▶ DO THIS:
Each entry below should be written out exactly as it is, with no pictures.

▶ SUPPLIED MATERIAL:
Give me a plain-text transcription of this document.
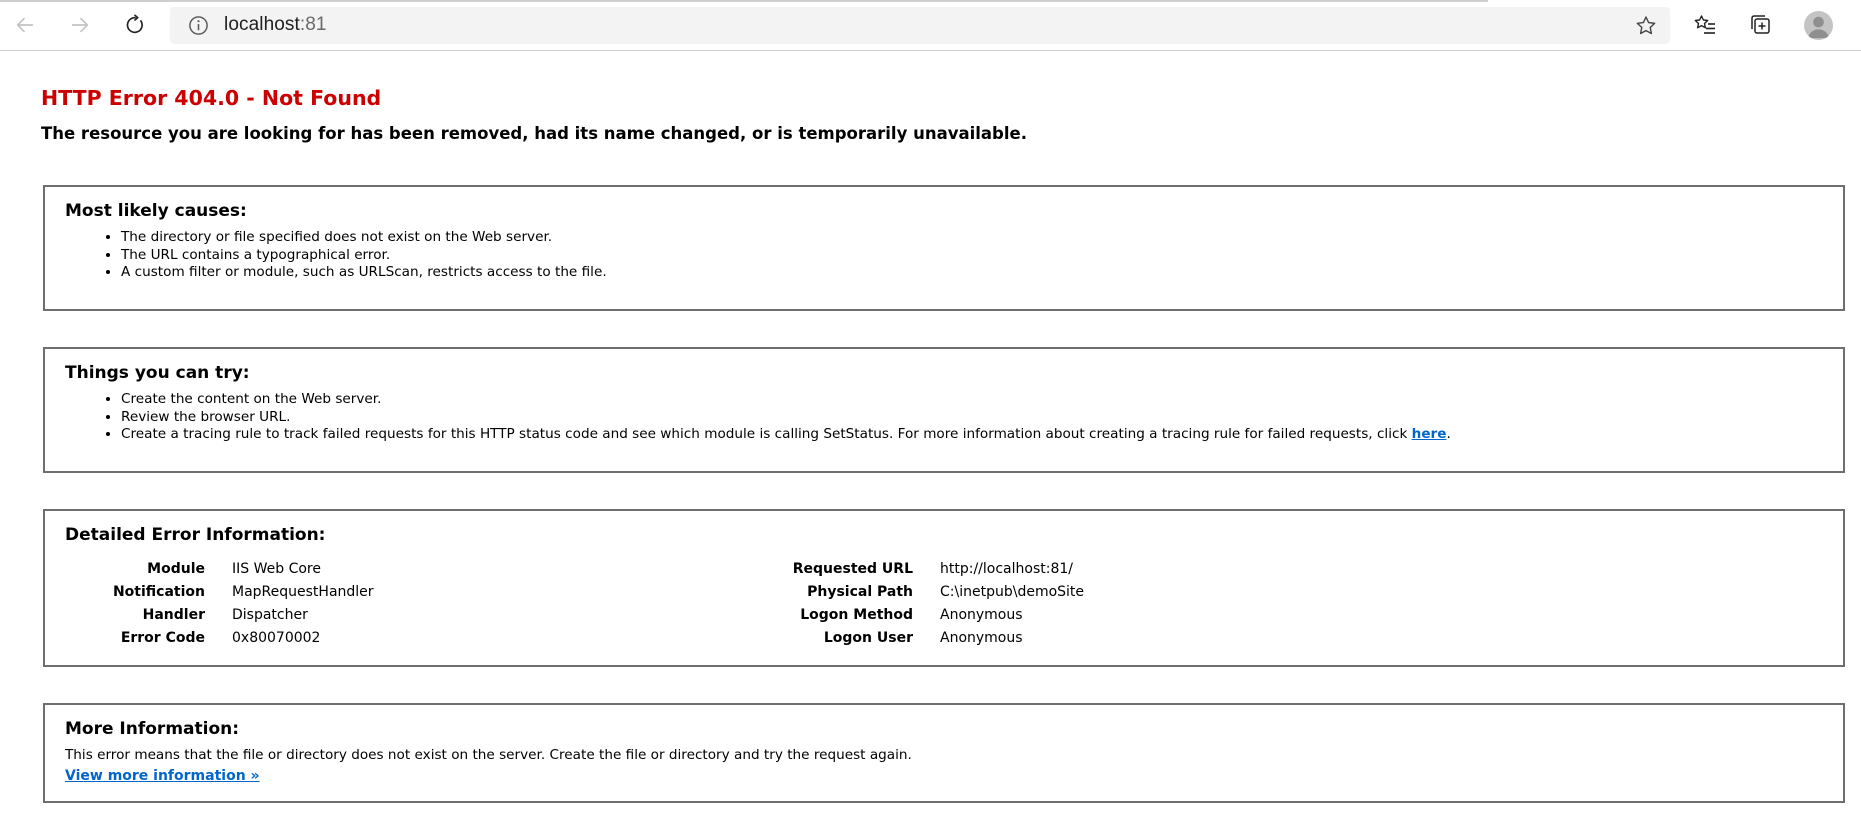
localhost:81
HTTP Error 404.0 - Not Found
The resource you are looking for has been removed, had its name changed, or is temporarily unavailable.
Most likely causes:
• The directory or file specified does not exist on the Web server.
• The URL contains a typographical error.
• A custom filter or module, such as URLScan, restricts access to the file.
Things you can try:
• Create the content on the Web server.
• Review the browser URL.
• Create a tracing rule to track failed requests for this HTTP status code and see which module is calling SetStatus. For more information about creating a tracing rule for failed requests, click here.
Detailed Error Information:
Module	IIS Web Core
Notification	MapRequestHandler
Handler	Dispatcher
Error Code	0x80070002
Requested URL	http://localhost:81/
Physical Path	C:\inetpub\demoSite
Logon Method	Anonymous
Logon User	Anonymous
More Information:
This error means that the file or directory does not exist on the server. Create the file or directory and try the request again.
View more information »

▶ COMPLETE RESPONSE:
Give me a plain-text transcription of this document.
localhost:81
HTTP Error 404.0 - Not Found
The resource you are looking for has been removed, had its name changed, or is temporarily unavailable.
Most likely causes:
• The directory or file specified does not exist on the Web server.
• The URL contains a typographical error.
• A custom filter or module, such as URLScan, restricts access to the file.
Things you can try:
• Create the content on the Web server.
• Review the browser URL.
• Create a tracing rule to track failed requests for this HTTP status code and see which module is calling SetStatus. For more information about creating a tracing rule for failed requests, click here.
Detailed Error Information:
Module	IIS Web Core
Notification	MapRequestHandler
Handler	Dispatcher
Error Code	0x80070002
Requested URL	http://localhost:81/
Physical Path	C:\inetpub\demoSite
Logon Method	Anonymous
Logon User	Anonymous
More Information:
This error means that the file or directory does not exist on the server. Create the file or directory and try the request again.
View more information »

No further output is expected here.